__DATA TO PROCESS__.

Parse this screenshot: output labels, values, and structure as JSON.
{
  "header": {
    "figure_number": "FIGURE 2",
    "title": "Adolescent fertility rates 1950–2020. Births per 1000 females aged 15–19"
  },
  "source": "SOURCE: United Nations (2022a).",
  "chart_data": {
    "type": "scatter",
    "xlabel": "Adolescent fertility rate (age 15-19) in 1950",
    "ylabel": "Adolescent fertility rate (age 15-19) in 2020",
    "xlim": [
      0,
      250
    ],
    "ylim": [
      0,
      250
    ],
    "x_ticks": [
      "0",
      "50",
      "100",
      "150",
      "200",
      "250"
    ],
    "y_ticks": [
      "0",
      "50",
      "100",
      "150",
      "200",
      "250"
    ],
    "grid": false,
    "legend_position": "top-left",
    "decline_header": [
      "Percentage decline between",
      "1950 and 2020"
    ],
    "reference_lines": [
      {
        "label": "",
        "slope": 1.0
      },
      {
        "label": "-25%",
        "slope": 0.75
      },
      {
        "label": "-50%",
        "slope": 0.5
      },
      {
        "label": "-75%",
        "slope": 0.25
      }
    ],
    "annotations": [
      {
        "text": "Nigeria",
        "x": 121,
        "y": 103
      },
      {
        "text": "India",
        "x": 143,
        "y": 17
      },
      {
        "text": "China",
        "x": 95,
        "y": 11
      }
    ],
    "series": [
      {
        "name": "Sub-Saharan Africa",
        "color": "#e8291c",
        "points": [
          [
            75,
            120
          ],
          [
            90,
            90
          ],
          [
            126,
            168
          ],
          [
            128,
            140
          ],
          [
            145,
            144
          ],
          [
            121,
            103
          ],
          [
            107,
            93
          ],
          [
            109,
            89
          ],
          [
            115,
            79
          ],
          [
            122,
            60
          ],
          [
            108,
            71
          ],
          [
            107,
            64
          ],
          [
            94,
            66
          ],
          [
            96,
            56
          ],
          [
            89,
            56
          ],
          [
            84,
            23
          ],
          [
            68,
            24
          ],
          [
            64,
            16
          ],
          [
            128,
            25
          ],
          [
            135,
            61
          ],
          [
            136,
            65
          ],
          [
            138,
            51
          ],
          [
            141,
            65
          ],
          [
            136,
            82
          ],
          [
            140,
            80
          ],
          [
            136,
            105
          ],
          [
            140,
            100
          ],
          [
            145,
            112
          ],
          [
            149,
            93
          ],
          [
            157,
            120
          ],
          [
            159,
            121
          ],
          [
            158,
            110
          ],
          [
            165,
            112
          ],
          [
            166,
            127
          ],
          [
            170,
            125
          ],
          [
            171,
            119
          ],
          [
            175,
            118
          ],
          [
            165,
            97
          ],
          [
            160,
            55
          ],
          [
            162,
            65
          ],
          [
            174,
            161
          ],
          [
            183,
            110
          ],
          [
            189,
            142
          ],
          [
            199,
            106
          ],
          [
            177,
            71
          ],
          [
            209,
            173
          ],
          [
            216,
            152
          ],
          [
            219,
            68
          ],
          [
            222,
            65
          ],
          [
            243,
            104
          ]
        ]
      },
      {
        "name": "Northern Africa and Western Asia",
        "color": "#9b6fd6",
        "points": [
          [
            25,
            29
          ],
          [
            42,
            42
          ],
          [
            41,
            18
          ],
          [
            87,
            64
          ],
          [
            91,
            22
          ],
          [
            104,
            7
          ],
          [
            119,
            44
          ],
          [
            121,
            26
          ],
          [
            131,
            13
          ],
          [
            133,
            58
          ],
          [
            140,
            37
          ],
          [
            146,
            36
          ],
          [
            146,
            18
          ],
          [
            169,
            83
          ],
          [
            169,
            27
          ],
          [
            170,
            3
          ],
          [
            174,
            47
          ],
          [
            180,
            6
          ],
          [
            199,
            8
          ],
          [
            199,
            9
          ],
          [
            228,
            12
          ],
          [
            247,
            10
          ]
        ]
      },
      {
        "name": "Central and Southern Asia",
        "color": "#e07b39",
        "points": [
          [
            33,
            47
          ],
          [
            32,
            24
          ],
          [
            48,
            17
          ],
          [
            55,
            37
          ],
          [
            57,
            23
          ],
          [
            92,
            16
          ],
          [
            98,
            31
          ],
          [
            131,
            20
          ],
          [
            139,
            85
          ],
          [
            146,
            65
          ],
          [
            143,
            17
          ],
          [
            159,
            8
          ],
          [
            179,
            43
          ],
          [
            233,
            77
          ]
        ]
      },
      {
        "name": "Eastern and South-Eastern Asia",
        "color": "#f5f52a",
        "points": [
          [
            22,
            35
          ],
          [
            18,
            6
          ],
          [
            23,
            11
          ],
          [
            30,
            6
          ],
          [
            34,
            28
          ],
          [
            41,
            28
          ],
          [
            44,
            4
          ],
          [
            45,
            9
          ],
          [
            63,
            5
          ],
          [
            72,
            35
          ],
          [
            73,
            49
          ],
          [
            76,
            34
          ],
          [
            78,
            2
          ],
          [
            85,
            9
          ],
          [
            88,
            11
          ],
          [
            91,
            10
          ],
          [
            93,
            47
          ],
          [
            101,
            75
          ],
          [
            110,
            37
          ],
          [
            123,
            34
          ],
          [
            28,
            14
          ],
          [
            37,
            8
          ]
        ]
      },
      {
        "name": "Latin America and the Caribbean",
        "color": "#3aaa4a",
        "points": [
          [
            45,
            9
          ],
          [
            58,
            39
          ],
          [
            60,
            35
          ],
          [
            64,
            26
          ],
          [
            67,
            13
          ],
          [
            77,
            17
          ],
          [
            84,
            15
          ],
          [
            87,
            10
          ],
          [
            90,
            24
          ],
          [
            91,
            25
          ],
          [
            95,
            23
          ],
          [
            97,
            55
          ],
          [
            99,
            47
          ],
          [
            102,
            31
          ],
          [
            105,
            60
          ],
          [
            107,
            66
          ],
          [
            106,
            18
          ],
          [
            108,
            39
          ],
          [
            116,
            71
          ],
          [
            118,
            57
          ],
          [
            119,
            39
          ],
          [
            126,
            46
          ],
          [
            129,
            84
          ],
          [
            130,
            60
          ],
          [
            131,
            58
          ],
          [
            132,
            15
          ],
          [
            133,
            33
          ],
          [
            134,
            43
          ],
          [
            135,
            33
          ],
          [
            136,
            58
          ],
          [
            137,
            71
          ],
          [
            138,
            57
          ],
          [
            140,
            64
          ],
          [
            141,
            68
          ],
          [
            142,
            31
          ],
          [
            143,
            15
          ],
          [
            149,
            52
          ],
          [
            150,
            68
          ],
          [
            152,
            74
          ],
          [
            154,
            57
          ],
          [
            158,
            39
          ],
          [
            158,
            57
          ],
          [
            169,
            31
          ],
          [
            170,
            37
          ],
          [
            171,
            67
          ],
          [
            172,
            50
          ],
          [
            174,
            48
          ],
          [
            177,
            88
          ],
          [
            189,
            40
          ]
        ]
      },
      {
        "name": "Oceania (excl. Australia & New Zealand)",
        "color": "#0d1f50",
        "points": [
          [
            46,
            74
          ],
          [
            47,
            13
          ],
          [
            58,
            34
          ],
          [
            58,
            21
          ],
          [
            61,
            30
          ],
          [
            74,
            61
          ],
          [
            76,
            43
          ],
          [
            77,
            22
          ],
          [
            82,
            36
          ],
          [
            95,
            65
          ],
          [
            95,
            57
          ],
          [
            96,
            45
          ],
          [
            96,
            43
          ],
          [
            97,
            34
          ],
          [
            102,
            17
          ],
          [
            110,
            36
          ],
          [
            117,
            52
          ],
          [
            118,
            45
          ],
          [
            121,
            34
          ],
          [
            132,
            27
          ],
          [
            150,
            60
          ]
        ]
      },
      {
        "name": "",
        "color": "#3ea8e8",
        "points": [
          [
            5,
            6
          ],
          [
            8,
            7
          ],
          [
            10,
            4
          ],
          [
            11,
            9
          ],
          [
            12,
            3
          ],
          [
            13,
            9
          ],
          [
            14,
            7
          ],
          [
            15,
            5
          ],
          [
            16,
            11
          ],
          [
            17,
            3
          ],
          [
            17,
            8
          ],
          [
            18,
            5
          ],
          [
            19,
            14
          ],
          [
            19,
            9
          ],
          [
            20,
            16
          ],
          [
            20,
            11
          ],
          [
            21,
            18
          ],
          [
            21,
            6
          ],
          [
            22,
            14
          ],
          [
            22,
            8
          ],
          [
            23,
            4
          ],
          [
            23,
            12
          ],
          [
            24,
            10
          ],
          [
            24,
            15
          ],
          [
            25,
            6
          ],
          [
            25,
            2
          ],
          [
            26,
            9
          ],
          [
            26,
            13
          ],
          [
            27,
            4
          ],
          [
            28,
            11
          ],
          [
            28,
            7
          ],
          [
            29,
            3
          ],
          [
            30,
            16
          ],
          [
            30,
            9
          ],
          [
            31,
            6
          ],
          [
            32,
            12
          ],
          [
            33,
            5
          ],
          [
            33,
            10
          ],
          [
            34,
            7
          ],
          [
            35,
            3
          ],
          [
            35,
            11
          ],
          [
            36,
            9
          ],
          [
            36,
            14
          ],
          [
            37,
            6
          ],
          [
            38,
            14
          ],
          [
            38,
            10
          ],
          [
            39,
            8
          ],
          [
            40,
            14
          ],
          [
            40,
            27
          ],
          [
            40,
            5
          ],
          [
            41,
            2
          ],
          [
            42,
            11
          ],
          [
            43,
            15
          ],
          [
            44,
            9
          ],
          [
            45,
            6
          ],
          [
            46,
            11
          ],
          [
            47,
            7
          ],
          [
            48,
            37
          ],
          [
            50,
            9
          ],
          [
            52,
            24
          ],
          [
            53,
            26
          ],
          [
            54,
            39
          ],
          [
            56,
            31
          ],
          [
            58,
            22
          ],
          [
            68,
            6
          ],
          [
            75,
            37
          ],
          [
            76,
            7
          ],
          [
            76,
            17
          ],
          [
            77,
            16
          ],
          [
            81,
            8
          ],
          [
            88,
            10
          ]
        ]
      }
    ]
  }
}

__REQUIRED TASK__. Tally the lines of the records holding the word "color", then give only the resulting number.

__EXERCISE OUTPUT__. 7